Copy out the final stretch of the listing: the line that contains "Transcribe this image's" and all lines after it, exactly as they appear.

####################

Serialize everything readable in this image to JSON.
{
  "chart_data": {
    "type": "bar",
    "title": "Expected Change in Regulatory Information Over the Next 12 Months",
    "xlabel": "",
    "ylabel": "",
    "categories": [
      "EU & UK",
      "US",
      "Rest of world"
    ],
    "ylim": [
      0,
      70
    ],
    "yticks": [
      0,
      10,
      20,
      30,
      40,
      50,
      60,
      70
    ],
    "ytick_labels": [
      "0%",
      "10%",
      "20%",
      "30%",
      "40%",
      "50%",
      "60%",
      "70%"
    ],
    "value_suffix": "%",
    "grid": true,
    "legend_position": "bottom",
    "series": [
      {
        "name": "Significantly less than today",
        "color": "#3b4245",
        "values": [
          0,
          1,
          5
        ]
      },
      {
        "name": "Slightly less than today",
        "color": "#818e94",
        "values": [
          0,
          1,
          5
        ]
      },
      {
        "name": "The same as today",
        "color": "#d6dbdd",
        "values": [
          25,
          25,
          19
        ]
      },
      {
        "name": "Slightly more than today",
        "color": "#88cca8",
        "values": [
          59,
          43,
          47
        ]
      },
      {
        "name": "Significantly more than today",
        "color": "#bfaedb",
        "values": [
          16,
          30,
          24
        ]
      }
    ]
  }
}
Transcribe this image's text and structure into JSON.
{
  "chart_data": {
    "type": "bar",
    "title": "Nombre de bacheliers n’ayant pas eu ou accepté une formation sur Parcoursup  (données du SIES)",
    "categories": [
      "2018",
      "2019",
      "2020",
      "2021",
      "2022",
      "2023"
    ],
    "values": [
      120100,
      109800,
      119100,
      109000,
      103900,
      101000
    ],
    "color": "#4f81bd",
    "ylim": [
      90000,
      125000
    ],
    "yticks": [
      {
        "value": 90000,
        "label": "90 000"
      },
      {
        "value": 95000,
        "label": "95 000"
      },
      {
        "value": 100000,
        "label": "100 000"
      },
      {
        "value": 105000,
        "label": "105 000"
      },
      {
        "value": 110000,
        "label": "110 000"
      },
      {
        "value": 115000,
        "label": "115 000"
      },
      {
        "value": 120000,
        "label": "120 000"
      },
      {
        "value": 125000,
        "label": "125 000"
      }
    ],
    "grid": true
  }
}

####################

■ **OUTPUT**:
Transcribe this image's text and structure into JSON.
{
  "chart_data": {
    "type": "bar",
    "title": "Nombre de bacheliers n’ayant pas eu ou accepté une formation sur Parcoursup  (données du SIES)",
    "categories": [
      "2018",
      "2019",
      "2020",
      "2021",
      "2022",
      "2023"
    ],
    "values": [
      120100,
      109800,
      119100,
      109000,
      103900,
      101000
    ],
    "color": "#4f81bd",
    "ylim": [
      90000,
      125000
    ],
    "yticks": [
      {
        "value": 90000,
        "label": "90 000"
      },
      {
        "value": 95000,
        "label": "95 000"
      },
      {
        "value": 100000,
        "label": "100 000"
      },
      {
        "value": 105000,
        "label": "105 000"
      },
      {
        "value": 110000,
        "label": "110 000"
      },
      {
        "value": 115000,
        "label": "115 000"
      },
      {
        "value": 120000,
        "label": "120 000"
      },
      {
        "value": 125000,
        "label": "125 000"
      }
    ],
    "grid": true
  }
}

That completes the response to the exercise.